## Extracted data entries
────────

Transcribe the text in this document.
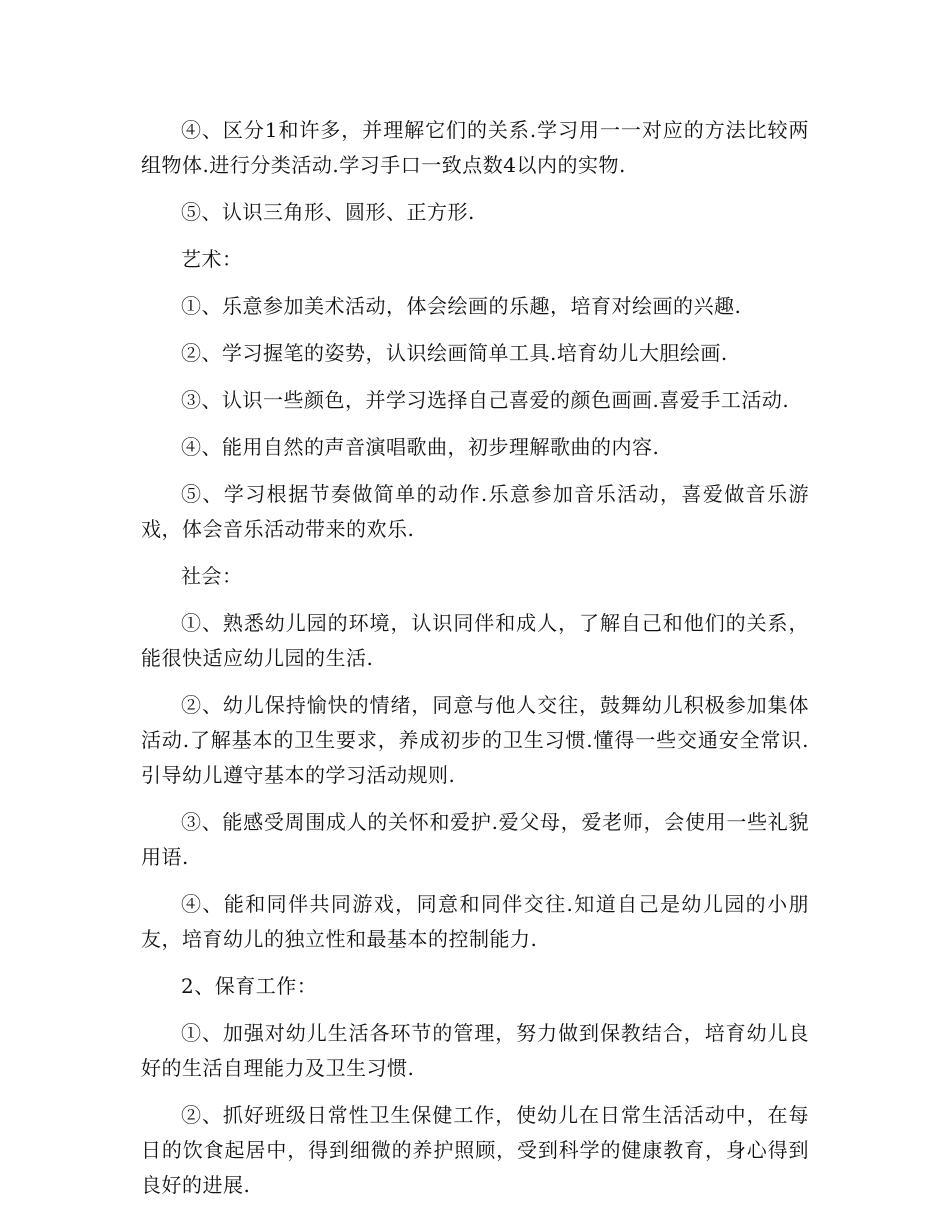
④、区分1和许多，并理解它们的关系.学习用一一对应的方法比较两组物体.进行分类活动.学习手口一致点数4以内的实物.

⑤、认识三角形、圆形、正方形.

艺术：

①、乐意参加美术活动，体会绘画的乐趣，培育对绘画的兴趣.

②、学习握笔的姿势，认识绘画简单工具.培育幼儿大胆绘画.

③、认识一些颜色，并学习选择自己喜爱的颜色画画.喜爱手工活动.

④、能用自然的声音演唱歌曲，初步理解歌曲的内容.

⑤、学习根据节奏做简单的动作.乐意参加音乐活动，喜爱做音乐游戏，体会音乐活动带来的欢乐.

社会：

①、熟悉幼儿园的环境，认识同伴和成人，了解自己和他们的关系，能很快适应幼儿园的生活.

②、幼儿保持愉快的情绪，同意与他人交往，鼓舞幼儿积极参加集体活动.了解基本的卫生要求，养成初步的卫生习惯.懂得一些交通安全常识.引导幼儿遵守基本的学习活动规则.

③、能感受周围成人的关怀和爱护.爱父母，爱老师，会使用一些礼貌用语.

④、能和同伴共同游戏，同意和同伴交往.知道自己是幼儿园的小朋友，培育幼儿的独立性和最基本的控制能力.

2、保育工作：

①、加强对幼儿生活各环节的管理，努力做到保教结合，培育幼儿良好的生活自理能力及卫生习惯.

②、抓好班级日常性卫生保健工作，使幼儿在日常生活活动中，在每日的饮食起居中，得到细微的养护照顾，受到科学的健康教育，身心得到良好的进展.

────────

## SET PROBLEM
Every record is to be reproduced exactly, with no pictures included.

## RESPONSE TO THIS EXERCISE
Transcribe the text in this document.
④、区分1和许多，并理解它们的关系.学习用一一对应的方法比较两组物体.进行分类活动.学习手口一致点数4以内的实物.

⑤、认识三角形、圆形、正方形.

艺术：

①、乐意参加美术活动，体会绘画的乐趣，培育对绘画的兴趣.

②、学习握笔的姿势，认识绘画简单工具.培育幼儿大胆绘画.

③、认识一些颜色，并学习选择自己喜爱的颜色画画.喜爱手工活动.

④、能用自然的声音演唱歌曲，初步理解歌曲的内容.

⑤、学习根据节奏做简单的动作.乐意参加音乐活动，喜爱做音乐游戏，体会音乐活动带来的欢乐.

社会：

①、熟悉幼儿园的环境，认识同伴和成人，了解自己和他们的关系，能很快适应幼儿园的生活.

②、幼儿保持愉快的情绪，同意与他人交往，鼓舞幼儿积极参加集体活动.了解基本的卫生要求，养成初步的卫生习惯.懂得一些交通安全常识.引导幼儿遵守基本的学习活动规则.

③、能感受周围成人的关怀和爱护.爱父母，爱老师，会使用一些礼貌用语.

④、能和同伴共同游戏，同意和同伴交往.知道自己是幼儿园的小朋友，培育幼儿的独立性和最基本的控制能力.

2、保育工作：

①、加强对幼儿生活各环节的管理，努力做到保教结合，培育幼儿良好的生活自理能力及卫生习惯.

②、抓好班级日常性卫生保健工作，使幼儿在日常生活活动中，在每日的饮食起居中，得到细微的养护照顾，受到科学的健康教育，身心得到良好的进展.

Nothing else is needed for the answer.